__What you should do__: If a record holds a picture, please leave the picture out and copy the rest of the record exactly.

--- START ---

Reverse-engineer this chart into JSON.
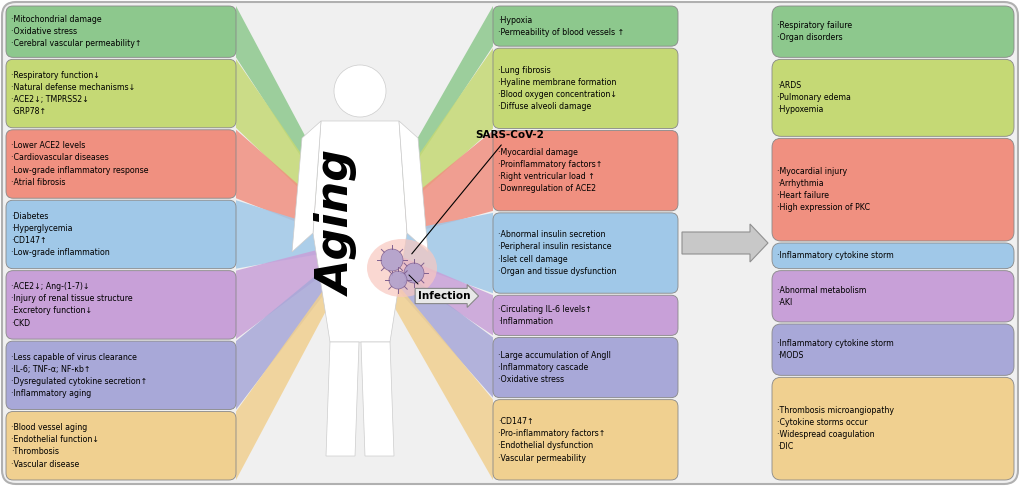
{
  "left_panels": [
    {
      "color": "#8dc88d",
      "text": "·Mitochondrial damage\n·Oxidative stress\n·Cerebral vascular permeability↑"
    },
    {
      "color": "#c5d975",
      "text": "·Respiratory function↓\n·Natural defense mechanisms↓\n·ACE2↓; TMPRSS2↓\n·GRP78↑"
    },
    {
      "color": "#f09080",
      "text": "·Lower ACE2 levels\n·Cardiovascular diseases\n·Low-grade inflammatory response\n·Atrial fibrosis"
    },
    {
      "color": "#a0c8e8",
      "text": "·Diabetes\n·Hyperglycemia\n·CD147↑\n·Low-grade inflammation"
    },
    {
      "color": "#c8a0d8",
      "text": "·ACE2↓; Ang-(1-7)↓\n·Injury of renal tissue structure\n·Excretory function↓\n·CKD"
    },
    {
      "color": "#a8a8d8",
      "text": "·Less capable of virus clearance\n·IL-6; TNF-α; NF-κb↑\n·Dysregulated cytokine secretion↑\n·Inflammatory aging"
    },
    {
      "color": "#f0d090",
      "text": "·Blood vessel aging\n·Endothelial function↓\n·Thrombosis\n·Vascular disease"
    }
  ],
  "middle_panels": [
    {
      "color": "#8dc88d",
      "text": "·Hypoxia\n·Permeability of blood vessels ↑"
    },
    {
      "color": "#c5d975",
      "text": "·Lung fibrosis\n·Hyaline membrane formation\n·Blood oxygen concentration↓\n·Diffuse alveoli damage"
    },
    {
      "color": "#f09080",
      "text": "·Myocardial damage\n·Proinflammatory factors↑\n·Right ventricular load ↑\n·Downregulation of ACE2"
    },
    {
      "color": "#a0c8e8",
      "text": "·Abnormal insulin secretion\n·Peripheral insulin resistance\n·Islet cell damage\n·Organ and tissue dysfunction"
    },
    {
      "color": "#c8a0d8",
      "text": "·Circulating IL-6 levels↑\n·Inflammation"
    },
    {
      "color": "#a8a8d8",
      "text": "·Large accumulation of AngII\n·Inflammatory cascade\n·Oxidative stress"
    },
    {
      "color": "#f0d090",
      "text": "·CD147↑\n·Pro-inflammatory factors↑\n·Endothelial dysfunction\n·Vascular permeability"
    }
  ],
  "right_panels": [
    {
      "color": "#8dc88d",
      "text": "·Respiratory failure\n·Organ disorders"
    },
    {
      "color": "#c5d975",
      "text": "·ARDS\n·Pulmonary edema\n·Hypoxemia"
    },
    {
      "color": "#f09080",
      "text": "·Myocardial injury\n·Arrhythmia\n·Heart failure\n·High expression of PKC"
    },
    {
      "color": "#a0c8e8",
      "text": "·Inflammatory cytokine storm"
    },
    {
      "color": "#c8a0d8",
      "text": "·Abnormal metabolism\n·AKI"
    },
    {
      "color": "#a8a8d8",
      "text": "·Inflammatory cytokine storm\n·MODS"
    },
    {
      "color": "#f0d090",
      "text": "·Thrombosis microangiopathy\n·Cytokine storms occur\n·Widespread coagulation\n·DIC"
    }
  ],
  "aging_text": "Aging",
  "sars_text": "SARS-CoV-2",
  "infection_text": "Infection",
  "bg_color": "#ffffff",
  "left_heights_rel": [
    3,
    4,
    4,
    4,
    4,
    4,
    4
  ],
  "mid_heights_rel": [
    2,
    4,
    4,
    4,
    2,
    3,
    4
  ],
  "right_heights_rel": [
    2,
    3,
    4,
    1,
    2,
    2,
    4
  ]
}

--- END ---

__Result of the task__:
Reverse-engineer this chart into JSON.
{
  "left_panels": [
    {
      "color": "#8dc88d",
      "text": "·Mitochondrial damage\n·Oxidative stress\n·Cerebral vascular permeability↑"
    },
    {
      "color": "#c5d975",
      "text": "·Respiratory function↓\n·Natural defense mechanisms↓\n·ACE2↓; TMPRSS2↓\n·GRP78↑"
    },
    {
      "color": "#f09080",
      "text": "·Lower ACE2 levels\n·Cardiovascular diseases\n·Low-grade inflammatory response\n·Atrial fibrosis"
    },
    {
      "color": "#a0c8e8",
      "text": "·Diabetes\n·Hyperglycemia\n·CD147↑\n·Low-grade inflammation"
    },
    {
      "color": "#c8a0d8",
      "text": "·ACE2↓; Ang-(1-7)↓\n·Injury of renal tissue structure\n·Excretory function↓\n·CKD"
    },
    {
      "color": "#a8a8d8",
      "text": "·Less capable of virus clearance\n·IL-6; TNF-α; NF-κb↑\n·Dysregulated cytokine secretion↑\n·Inflammatory aging"
    },
    {
      "color": "#f0d090",
      "text": "·Blood vessel aging\n·Endothelial function↓\n·Thrombosis\n·Vascular disease"
    }
  ],
  "middle_panels": [
    {
      "color": "#8dc88d",
      "text": "·Hypoxia\n·Permeability of blood vessels ↑"
    },
    {
      "color": "#c5d975",
      "text": "·Lung fibrosis\n·Hyaline membrane formation\n·Blood oxygen concentration↓\n·Diffuse alveoli damage"
    },
    {
      "color": "#f09080",
      "text": "·Myocardial damage\n·Proinflammatory factors↑\n·Right ventricular load ↑\n·Downregulation of ACE2"
    },
    {
      "color": "#a0c8e8",
      "text": "·Abnormal insulin secretion\n·Peripheral insulin resistance\n·Islet cell damage\n·Organ and tissue dysfunction"
    },
    {
      "color": "#c8a0d8",
      "text": "·Circulating IL-6 levels↑\n·Inflammation"
    },
    {
      "color": "#a8a8d8",
      "text": "·Large accumulation of AngII\n·Inflammatory cascade\n·Oxidative stress"
    },
    {
      "color": "#f0d090",
      "text": "·CD147↑\n·Pro-inflammatory factors↑\n·Endothelial dysfunction\n·Vascular permeability"
    }
  ],
  "right_panels": [
    {
      "color": "#8dc88d",
      "text": "·Respiratory failure\n·Organ disorders"
    },
    {
      "color": "#c5d975",
      "text": "·ARDS\n·Pulmonary edema\n·Hypoxemia"
    },
    {
      "color": "#f09080",
      "text": "·Myocardial injury\n·Arrhythmia\n·Heart failure\n·High expression of PKC"
    },
    {
      "color": "#a0c8e8",
      "text": "·Inflammatory cytokine storm"
    },
    {
      "color": "#c8a0d8",
      "text": "·Abnormal metabolism\n·AKI"
    },
    {
      "color": "#a8a8d8",
      "text": "·Inflammatory cytokine storm\n·MODS"
    },
    {
      "color": "#f0d090",
      "text": "·Thrombosis microangiopathy\n·Cytokine storms occur\n·Widespread coagulation\n·DIC"
    }
  ],
  "aging_text": "Aging",
  "sars_text": "SARS-CoV-2",
  "infection_text": "Infection",
  "bg_color": "#ffffff",
  "left_heights_rel": [
    3,
    4,
    4,
    4,
    4,
    4,
    4
  ],
  "mid_heights_rel": [
    2,
    4,
    4,
    4,
    2,
    3,
    4
  ],
  "right_heights_rel": [
    2,
    3,
    4,
    1,
    2,
    2,
    4
  ]
}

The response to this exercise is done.